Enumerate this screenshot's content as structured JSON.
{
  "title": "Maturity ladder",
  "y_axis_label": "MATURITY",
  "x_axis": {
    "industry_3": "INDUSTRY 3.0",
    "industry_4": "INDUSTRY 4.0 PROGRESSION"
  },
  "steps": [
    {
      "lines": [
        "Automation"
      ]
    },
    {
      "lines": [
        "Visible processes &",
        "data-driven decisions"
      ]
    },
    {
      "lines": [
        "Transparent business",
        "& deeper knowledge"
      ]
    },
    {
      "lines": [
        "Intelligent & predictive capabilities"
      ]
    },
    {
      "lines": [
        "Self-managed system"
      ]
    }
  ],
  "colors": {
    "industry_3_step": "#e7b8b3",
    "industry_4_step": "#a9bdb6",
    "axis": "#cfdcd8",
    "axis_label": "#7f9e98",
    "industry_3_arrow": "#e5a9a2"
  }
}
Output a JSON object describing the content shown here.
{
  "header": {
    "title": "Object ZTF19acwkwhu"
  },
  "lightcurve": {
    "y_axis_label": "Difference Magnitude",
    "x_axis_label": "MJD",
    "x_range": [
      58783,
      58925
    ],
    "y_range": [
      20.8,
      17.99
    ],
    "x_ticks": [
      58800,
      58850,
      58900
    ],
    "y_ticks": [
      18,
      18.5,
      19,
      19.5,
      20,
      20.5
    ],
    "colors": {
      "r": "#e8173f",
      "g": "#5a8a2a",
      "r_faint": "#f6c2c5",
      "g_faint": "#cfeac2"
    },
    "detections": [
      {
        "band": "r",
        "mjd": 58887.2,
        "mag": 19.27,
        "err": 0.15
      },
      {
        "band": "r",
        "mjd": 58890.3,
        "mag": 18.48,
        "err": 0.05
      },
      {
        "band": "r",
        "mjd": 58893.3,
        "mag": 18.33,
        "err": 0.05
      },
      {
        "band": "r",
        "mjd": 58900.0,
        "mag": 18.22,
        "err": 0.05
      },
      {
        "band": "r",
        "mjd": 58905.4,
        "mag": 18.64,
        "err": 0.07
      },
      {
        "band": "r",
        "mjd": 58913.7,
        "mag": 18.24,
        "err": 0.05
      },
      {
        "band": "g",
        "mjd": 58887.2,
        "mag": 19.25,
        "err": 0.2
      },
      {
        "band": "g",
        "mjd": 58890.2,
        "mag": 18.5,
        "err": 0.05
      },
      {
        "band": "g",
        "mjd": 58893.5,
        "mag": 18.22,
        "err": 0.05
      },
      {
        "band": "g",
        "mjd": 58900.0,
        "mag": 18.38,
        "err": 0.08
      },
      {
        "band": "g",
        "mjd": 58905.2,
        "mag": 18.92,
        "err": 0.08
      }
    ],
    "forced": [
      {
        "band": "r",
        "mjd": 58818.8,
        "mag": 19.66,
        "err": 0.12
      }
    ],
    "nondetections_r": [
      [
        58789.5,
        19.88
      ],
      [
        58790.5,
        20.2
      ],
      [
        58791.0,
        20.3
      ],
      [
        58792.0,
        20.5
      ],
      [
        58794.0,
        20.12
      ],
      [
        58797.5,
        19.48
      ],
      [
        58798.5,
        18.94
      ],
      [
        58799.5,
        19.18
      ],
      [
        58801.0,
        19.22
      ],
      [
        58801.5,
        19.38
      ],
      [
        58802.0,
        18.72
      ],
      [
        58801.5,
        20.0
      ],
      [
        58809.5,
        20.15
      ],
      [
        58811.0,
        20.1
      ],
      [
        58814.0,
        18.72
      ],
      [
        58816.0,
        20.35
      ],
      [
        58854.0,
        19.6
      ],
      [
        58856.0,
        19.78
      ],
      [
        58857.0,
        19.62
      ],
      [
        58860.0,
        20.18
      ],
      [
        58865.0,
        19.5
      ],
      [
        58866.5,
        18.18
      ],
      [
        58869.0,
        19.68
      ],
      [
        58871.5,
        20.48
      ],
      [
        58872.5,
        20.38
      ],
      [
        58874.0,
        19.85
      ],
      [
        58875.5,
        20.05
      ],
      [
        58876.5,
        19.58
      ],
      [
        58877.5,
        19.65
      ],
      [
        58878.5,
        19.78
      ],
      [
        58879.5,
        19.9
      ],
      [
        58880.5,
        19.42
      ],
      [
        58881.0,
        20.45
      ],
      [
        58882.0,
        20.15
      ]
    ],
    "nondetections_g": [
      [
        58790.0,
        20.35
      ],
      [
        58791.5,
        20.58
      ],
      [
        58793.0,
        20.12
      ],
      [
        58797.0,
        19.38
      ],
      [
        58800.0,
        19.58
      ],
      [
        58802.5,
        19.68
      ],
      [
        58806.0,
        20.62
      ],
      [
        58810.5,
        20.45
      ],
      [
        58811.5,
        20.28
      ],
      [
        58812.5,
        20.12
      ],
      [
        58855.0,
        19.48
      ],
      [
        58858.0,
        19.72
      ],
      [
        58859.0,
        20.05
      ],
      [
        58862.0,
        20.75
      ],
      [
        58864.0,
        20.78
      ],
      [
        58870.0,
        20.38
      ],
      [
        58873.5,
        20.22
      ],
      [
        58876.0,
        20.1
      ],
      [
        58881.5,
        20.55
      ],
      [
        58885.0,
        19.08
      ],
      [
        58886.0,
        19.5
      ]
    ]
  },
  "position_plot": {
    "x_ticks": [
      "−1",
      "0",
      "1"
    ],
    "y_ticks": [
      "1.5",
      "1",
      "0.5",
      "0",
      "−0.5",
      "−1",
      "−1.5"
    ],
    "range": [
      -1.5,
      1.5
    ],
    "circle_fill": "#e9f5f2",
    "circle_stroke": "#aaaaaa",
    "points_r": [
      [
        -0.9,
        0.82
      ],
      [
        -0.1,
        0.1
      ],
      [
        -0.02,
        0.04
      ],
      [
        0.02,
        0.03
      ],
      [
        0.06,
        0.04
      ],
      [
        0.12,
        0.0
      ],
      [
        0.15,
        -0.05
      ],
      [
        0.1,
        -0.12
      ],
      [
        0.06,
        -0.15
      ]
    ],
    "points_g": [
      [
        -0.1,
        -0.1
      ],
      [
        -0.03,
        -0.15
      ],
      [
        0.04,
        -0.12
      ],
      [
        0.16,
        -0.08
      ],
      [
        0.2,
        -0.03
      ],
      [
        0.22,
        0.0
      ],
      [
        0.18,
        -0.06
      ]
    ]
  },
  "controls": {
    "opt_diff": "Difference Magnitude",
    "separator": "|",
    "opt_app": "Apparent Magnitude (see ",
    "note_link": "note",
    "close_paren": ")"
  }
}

---

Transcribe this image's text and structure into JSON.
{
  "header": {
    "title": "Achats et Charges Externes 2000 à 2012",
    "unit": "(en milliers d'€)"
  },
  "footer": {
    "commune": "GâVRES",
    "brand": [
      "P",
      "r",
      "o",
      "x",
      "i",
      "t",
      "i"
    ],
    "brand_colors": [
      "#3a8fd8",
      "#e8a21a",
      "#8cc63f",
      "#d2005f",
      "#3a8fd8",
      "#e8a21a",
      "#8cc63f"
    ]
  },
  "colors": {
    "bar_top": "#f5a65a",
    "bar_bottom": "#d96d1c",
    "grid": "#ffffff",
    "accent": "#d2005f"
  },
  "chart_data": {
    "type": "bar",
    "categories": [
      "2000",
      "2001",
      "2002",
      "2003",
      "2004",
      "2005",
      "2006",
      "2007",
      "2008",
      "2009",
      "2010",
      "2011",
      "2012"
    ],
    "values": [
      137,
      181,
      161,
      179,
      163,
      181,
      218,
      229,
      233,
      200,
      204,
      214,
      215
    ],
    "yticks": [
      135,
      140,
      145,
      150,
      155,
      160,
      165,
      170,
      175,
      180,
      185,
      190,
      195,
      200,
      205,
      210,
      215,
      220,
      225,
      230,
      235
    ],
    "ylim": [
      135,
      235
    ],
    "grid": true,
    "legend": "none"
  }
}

▶ WHAT IS EXPECTED
Say how many lines in this listing hold the string "Magnitude", giving the count and nothing more.

▶ TASK OUTPUT
3